PROBLEM — From the entries below, say how many lines carry the word "Counts", and give nothing but the number.

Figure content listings
* * * * *
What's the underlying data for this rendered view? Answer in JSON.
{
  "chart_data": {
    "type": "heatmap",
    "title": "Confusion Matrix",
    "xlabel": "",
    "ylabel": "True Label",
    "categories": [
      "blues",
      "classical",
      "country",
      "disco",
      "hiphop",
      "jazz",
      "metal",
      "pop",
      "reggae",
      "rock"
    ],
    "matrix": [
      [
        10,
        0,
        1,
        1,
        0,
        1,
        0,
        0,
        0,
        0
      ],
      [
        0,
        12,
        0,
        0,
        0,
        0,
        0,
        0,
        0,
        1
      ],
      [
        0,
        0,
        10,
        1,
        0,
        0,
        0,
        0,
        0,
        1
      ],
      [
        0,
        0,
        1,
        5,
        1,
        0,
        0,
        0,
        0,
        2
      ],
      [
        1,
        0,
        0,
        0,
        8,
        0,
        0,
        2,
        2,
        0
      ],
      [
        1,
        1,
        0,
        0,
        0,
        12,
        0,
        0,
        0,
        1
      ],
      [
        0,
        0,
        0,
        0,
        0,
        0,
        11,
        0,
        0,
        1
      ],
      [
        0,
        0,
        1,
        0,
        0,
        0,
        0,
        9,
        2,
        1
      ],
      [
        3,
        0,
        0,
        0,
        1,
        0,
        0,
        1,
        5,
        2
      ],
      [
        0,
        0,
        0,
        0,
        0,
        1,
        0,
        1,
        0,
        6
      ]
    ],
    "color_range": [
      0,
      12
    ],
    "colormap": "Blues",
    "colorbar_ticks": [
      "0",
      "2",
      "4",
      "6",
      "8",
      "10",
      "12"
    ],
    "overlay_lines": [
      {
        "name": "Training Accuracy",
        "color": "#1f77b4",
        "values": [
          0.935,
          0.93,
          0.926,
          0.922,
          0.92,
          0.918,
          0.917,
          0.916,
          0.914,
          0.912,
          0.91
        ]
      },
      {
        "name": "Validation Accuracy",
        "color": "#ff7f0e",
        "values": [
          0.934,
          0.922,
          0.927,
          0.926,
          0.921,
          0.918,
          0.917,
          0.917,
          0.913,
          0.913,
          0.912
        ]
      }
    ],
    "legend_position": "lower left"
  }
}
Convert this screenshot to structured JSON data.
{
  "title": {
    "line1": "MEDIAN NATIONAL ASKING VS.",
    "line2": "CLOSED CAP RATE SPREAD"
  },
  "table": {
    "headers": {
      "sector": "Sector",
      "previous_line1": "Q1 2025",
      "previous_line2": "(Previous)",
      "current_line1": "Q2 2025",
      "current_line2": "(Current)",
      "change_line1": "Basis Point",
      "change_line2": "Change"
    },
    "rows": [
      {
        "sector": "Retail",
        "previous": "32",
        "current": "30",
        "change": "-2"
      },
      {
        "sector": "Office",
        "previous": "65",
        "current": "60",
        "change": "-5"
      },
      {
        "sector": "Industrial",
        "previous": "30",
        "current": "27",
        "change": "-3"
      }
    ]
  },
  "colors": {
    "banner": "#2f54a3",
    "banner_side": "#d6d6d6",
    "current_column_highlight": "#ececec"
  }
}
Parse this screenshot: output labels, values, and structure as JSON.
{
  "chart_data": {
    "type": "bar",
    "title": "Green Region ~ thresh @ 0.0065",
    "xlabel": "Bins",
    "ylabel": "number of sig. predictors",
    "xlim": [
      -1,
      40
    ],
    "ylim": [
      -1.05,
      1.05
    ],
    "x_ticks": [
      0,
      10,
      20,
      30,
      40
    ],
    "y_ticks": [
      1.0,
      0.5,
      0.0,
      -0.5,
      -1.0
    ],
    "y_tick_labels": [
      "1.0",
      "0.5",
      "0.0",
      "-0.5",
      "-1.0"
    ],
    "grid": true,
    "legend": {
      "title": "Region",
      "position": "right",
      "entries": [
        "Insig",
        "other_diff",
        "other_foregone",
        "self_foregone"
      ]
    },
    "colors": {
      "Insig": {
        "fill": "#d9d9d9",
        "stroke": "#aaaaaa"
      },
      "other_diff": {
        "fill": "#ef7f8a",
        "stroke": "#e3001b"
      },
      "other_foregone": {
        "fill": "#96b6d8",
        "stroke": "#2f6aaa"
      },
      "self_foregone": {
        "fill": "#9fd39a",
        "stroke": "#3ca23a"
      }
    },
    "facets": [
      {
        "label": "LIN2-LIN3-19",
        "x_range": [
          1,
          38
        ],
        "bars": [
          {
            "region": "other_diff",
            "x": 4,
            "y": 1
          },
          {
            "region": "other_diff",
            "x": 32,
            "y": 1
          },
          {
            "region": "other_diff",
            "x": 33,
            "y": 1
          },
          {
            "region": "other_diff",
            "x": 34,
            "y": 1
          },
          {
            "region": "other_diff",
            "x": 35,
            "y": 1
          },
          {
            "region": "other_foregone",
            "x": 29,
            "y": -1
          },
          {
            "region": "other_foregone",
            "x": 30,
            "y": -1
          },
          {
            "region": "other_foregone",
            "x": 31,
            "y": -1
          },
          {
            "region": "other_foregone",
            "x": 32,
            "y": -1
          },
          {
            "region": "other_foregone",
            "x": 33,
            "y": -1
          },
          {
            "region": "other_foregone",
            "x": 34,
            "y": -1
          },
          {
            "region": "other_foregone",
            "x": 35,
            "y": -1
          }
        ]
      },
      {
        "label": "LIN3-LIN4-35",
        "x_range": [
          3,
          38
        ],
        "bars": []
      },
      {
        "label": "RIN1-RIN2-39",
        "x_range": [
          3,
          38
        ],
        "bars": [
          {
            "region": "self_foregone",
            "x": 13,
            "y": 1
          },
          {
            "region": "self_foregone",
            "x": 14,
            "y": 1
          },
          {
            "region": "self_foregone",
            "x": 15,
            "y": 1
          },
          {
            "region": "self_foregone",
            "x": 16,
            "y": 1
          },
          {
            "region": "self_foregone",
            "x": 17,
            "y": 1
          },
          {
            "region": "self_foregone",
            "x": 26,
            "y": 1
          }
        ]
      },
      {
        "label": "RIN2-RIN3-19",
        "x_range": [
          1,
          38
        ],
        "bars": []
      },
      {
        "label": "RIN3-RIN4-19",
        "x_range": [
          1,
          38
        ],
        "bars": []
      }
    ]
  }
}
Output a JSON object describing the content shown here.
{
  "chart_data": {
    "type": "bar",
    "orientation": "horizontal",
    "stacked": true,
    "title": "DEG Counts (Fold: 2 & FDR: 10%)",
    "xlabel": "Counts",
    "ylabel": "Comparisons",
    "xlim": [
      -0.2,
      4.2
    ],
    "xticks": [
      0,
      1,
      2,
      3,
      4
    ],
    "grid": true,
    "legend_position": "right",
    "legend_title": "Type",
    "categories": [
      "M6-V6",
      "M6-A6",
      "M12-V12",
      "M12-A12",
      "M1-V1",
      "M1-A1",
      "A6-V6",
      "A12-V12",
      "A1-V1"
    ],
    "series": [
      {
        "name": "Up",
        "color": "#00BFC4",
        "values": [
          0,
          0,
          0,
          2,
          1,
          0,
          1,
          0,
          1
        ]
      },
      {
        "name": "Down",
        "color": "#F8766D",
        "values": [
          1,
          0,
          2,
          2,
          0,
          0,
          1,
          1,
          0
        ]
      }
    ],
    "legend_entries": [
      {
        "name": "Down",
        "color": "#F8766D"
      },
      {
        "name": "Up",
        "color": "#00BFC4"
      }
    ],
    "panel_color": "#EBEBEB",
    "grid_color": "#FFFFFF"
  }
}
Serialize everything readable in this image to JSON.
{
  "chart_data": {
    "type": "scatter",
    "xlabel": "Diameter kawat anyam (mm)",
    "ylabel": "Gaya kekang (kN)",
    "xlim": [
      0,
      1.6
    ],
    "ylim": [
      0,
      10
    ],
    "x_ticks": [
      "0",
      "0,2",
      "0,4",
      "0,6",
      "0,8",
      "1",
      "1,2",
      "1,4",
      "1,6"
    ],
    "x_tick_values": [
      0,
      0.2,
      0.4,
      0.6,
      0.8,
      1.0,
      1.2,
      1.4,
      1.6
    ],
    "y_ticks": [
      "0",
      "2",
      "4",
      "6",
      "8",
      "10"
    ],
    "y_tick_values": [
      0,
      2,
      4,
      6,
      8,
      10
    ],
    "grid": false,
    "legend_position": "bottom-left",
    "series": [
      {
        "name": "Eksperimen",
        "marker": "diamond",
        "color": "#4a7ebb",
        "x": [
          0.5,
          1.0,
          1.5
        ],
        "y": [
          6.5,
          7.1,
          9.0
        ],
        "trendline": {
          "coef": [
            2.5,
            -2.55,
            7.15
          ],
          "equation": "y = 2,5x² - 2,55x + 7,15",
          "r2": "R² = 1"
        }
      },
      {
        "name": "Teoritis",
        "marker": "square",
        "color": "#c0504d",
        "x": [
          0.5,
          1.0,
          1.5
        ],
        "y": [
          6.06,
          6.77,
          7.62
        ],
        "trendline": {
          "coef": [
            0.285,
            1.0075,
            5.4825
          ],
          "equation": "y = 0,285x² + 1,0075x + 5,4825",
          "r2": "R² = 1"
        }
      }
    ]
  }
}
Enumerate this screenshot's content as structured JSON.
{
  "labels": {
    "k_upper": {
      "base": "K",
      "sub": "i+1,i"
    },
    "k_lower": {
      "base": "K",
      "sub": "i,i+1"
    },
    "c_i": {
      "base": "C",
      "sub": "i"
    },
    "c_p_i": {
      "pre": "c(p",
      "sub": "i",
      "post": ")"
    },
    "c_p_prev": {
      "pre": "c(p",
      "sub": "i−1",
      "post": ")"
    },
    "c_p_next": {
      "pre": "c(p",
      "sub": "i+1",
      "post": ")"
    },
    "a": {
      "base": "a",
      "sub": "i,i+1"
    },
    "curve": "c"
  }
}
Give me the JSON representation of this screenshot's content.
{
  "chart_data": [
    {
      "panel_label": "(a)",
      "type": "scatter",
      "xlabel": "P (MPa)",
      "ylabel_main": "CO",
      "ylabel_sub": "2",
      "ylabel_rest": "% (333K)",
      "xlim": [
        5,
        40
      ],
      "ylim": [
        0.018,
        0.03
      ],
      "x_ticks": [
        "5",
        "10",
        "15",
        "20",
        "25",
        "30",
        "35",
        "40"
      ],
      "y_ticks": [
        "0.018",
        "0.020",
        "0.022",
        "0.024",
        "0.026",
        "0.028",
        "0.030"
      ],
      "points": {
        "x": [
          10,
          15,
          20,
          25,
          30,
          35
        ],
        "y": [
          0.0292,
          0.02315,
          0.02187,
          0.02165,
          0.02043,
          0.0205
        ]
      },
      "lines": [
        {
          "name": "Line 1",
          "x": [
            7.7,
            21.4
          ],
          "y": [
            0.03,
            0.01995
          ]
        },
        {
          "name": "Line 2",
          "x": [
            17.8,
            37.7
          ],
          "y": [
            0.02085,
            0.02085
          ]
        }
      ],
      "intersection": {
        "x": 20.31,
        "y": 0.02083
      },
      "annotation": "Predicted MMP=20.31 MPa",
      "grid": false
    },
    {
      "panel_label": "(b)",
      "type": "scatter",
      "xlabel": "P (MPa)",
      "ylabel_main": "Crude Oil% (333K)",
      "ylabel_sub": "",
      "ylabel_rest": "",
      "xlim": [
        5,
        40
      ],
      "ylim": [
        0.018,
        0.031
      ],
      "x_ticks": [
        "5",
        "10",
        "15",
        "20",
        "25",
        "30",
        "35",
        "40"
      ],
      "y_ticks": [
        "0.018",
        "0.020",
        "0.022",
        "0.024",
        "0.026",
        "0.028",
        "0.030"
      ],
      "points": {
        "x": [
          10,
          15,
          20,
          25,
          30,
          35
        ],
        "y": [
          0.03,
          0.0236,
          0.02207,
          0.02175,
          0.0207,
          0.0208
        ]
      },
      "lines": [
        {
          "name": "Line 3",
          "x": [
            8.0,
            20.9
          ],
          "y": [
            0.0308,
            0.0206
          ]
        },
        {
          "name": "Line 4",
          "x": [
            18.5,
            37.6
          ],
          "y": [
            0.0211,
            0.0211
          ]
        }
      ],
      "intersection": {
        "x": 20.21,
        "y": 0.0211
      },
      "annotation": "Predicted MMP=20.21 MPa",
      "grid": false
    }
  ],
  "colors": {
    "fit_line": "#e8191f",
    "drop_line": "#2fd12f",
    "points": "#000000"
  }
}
* * * * *
PROBLEM SOLUTION — 2